Aim:
Set down every entry word for word. Omit the pictures.

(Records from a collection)
_ _ _
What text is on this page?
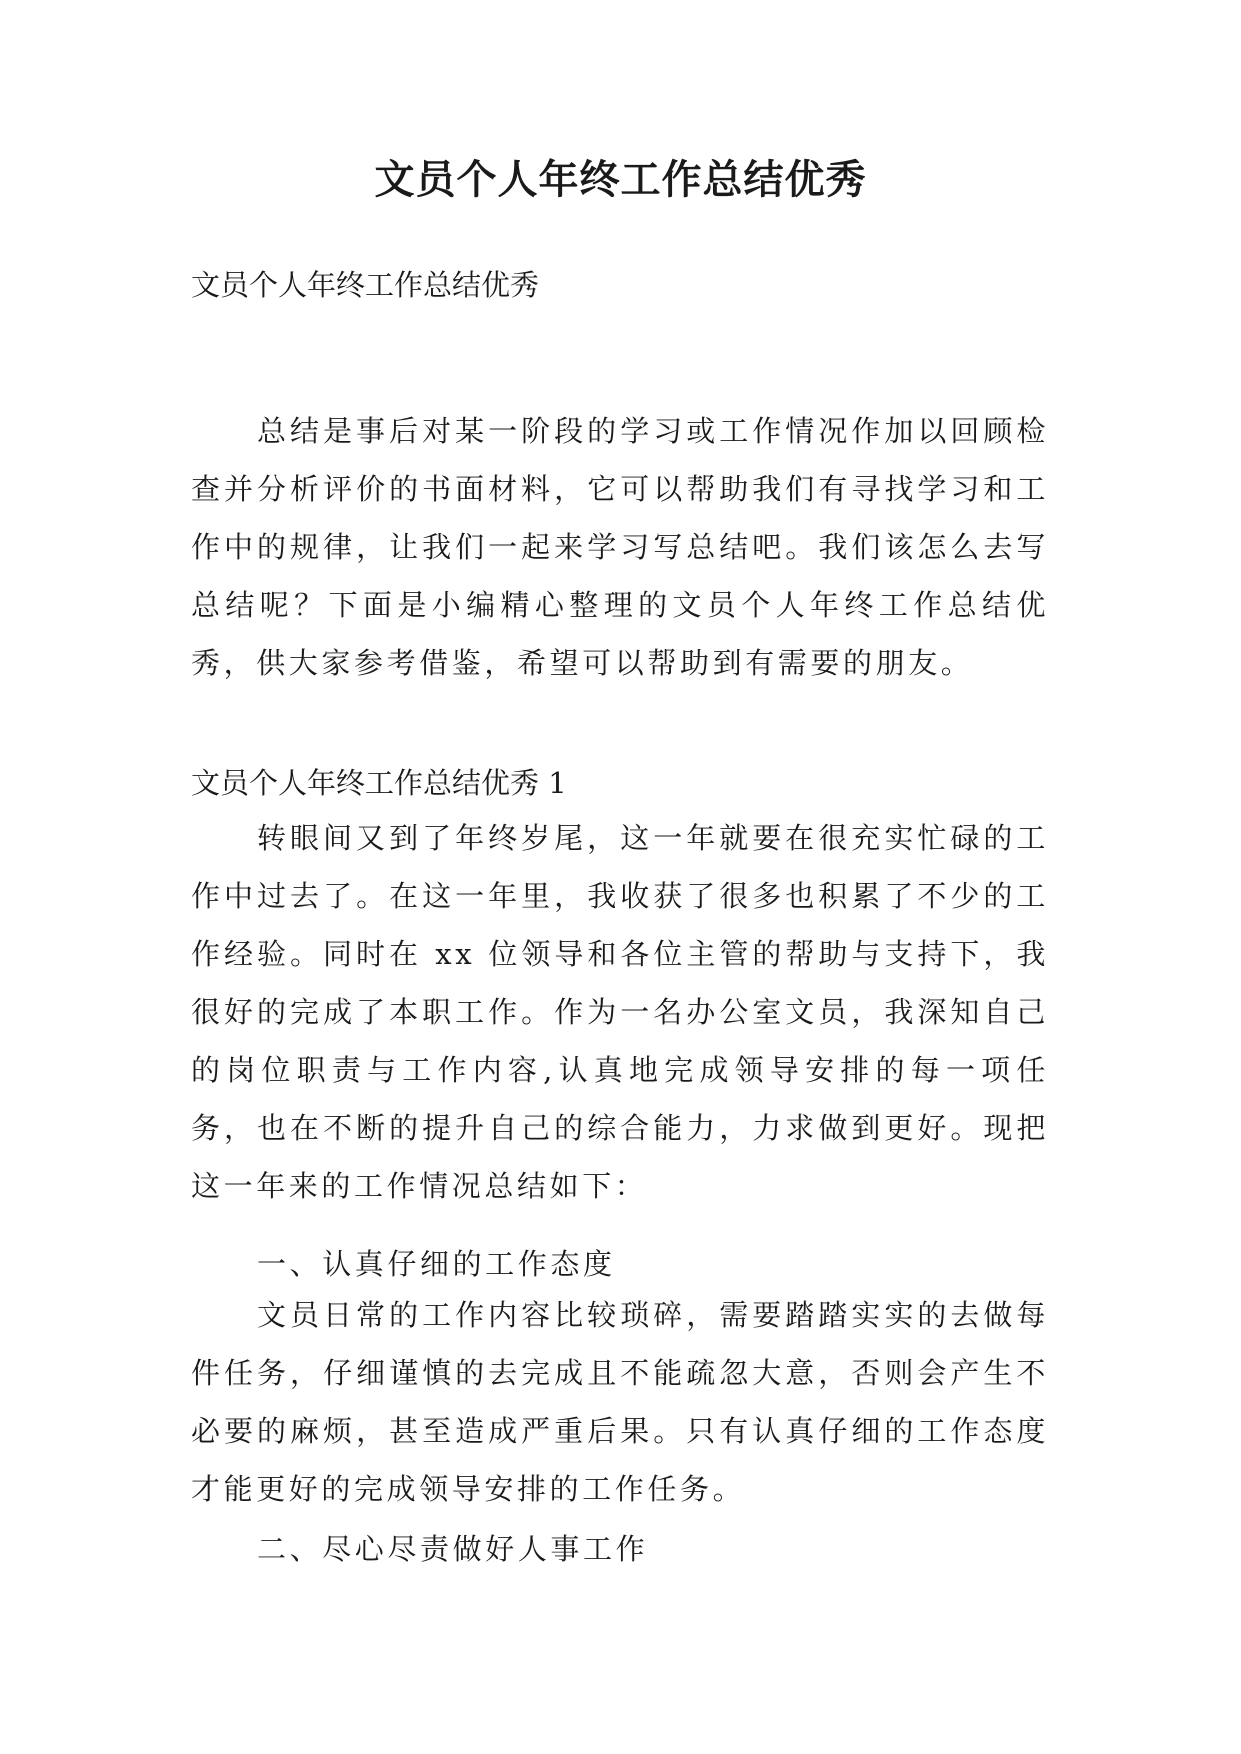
文员个人年终工作总结优秀
文员个人年终工作总结优秀
总结是事后对某一阶段的学习或工作情况作加以回顾检查并分析评价的书面材料，它可以帮助我们有寻找学习和工作中的规律，让我们一起来学习写总结吧。我们该怎么去写总结呢？下面是小编精心整理的文员个人年终工作总结优秀，供大家参考借鉴，希望可以帮助到有需要的朋友。
文员个人年终工作总结优秀 1
转眼间又到了年终岁尾，这一年就要在很充实忙碌的工作中过去了。在这一年里，我收获了很多也积累了不少的工作经验。同时在 xx 位领导和各位主管的帮助与支持下，我很好的完成了本职工作。作为一名办公室文员，我深知自己的岗位职责与工作内容,认真地完成领导安排的每一项任务，也在不断的提升自己的综合能力，力求做到更好。现把这一年来的工作情况总结如下：
一、认真仔细的工作态度
文员日常的工作内容比较琐碎，需要踏踏实实的去做每件任务，仔细谨慎的去完成且不能疏忽大意，否则会产生不必要的麻烦，甚至造成严重后果。只有认真仔细的工作态度才能更好的完成领导安排的工作任务。
二、尽心尽责做好人事工作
_ _ _
Response:
What text is on this page?
文员个人年终工作总结优秀
文员个人年终工作总结优秀
总结是事后对某一阶段的学习或工作情况作加以回顾检查并分析评价的书面材料，它可以帮助我们有寻找学习和工作中的规律，让我们一起来学习写总结吧。我们该怎么去写总结呢？下面是小编精心整理的文员个人年终工作总结优秀，供大家参考借鉴，希望可以帮助到有需要的朋友。
文员个人年终工作总结优秀 1
转眼间又到了年终岁尾，这一年就要在很充实忙碌的工作中过去了。在这一年里，我收获了很多也积累了不少的工作经验。同时在 xx 位领导和各位主管的帮助与支持下，我很好的完成了本职工作。作为一名办公室文员，我深知自己的岗位职责与工作内容,认真地完成领导安排的每一项任务，也在不断的提升自己的综合能力，力求做到更好。现把这一年来的工作情况总结如下：
一、认真仔细的工作态度
文员日常的工作内容比较琐碎，需要踏踏实实的去做每件任务，仔细谨慎的去完成且不能疏忽大意，否则会产生不必要的麻烦，甚至造成严重后果。只有认真仔细的工作态度才能更好的完成领导安排的工作任务。
二、尽心尽责做好人事工作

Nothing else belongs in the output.